Could you copy every line from the material below in which "부여하는" appears?
— Start of Source data —
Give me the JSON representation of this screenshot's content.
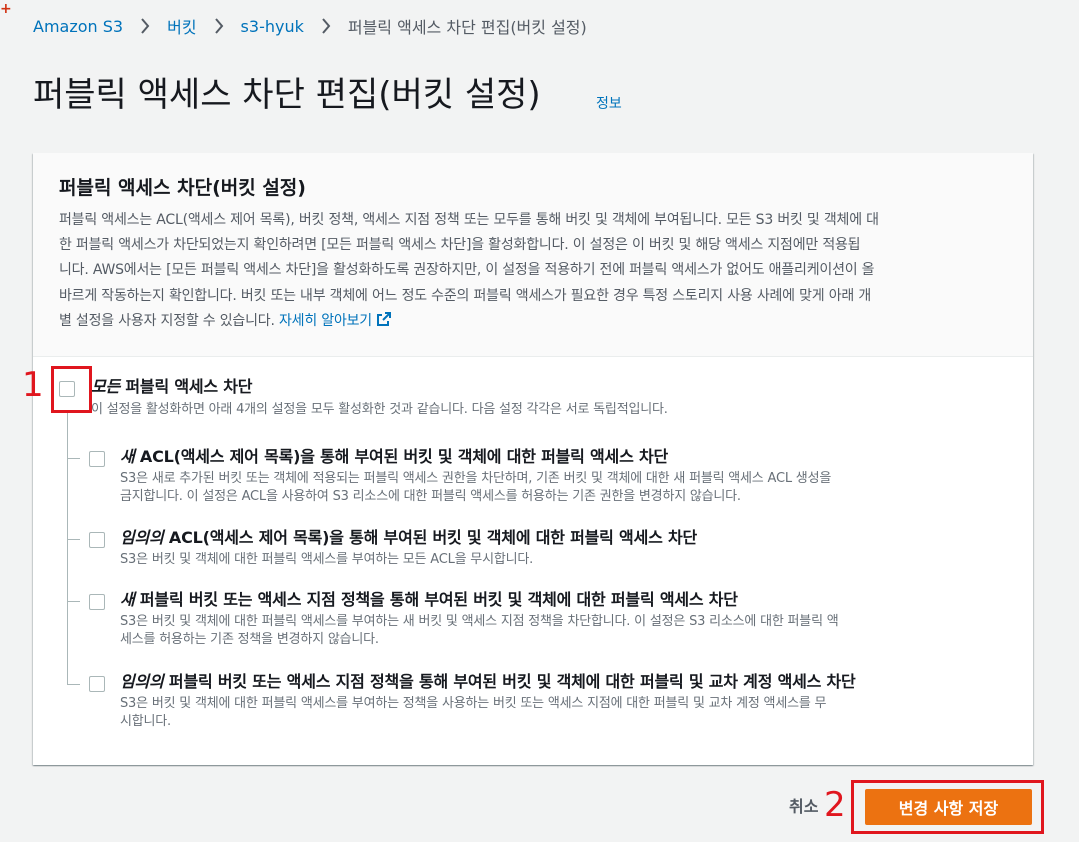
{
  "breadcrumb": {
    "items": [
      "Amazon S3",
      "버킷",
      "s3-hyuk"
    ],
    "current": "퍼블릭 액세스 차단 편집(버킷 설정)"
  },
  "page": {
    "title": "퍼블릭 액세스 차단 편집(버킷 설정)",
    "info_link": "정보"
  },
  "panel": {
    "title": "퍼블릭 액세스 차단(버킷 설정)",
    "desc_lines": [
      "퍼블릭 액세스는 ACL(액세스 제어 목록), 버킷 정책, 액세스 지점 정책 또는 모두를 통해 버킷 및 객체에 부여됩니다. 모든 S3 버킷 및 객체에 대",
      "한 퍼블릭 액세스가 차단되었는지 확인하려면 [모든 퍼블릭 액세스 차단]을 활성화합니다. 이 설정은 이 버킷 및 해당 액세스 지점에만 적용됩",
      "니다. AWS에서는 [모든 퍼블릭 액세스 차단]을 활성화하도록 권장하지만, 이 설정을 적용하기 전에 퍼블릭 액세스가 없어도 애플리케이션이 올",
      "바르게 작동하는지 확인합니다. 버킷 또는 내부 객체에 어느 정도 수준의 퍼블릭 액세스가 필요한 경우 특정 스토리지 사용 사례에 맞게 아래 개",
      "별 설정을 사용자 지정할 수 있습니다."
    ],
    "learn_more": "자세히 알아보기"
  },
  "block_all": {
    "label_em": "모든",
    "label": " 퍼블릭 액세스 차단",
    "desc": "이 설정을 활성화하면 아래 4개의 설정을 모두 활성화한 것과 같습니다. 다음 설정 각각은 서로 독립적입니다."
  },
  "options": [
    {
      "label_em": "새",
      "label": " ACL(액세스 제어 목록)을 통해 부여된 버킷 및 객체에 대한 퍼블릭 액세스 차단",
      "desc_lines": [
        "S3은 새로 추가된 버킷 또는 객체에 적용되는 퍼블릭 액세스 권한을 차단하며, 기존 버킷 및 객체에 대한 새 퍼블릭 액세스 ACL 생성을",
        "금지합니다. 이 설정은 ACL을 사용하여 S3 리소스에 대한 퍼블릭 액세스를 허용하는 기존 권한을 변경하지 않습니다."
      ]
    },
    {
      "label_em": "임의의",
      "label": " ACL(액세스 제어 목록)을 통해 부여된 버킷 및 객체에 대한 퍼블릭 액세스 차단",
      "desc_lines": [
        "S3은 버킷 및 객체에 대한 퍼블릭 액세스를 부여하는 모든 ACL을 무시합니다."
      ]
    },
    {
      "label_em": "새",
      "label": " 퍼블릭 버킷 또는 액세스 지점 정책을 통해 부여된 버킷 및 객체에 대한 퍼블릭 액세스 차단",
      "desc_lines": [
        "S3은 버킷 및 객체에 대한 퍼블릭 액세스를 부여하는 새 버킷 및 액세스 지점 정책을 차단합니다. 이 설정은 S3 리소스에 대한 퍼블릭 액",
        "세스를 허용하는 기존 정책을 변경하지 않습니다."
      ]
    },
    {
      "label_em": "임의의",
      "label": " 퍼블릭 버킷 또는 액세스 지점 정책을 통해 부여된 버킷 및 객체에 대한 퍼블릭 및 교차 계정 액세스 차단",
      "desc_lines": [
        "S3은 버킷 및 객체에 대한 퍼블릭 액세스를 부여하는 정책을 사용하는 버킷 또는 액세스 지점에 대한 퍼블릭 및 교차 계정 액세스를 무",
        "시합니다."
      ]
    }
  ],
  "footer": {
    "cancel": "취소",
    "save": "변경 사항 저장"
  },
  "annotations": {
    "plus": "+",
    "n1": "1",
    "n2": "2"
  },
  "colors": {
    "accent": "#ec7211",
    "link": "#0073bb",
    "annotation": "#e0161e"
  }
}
— End of Source data —
The result:
        "S3은 버킷 및 객체에 대한 퍼블릭 액세스를 부여하는 모든 ACL을 무시합니다."
        "S3은 버킷 및 객체에 대한 퍼블릭 액세스를 부여하는 새 버킷 및 액세스 지점 정책을 차단합니다. 이 설정은 S3 리소스에 대한 퍼블릭 액",
        "S3은 버킷 및 객체에 대한 퍼블릭 액세스를 부여하는 정책을 사용하는 버킷 또는 액세스 지점에 대한 퍼블릭 및 교차 계정 액세스를 무",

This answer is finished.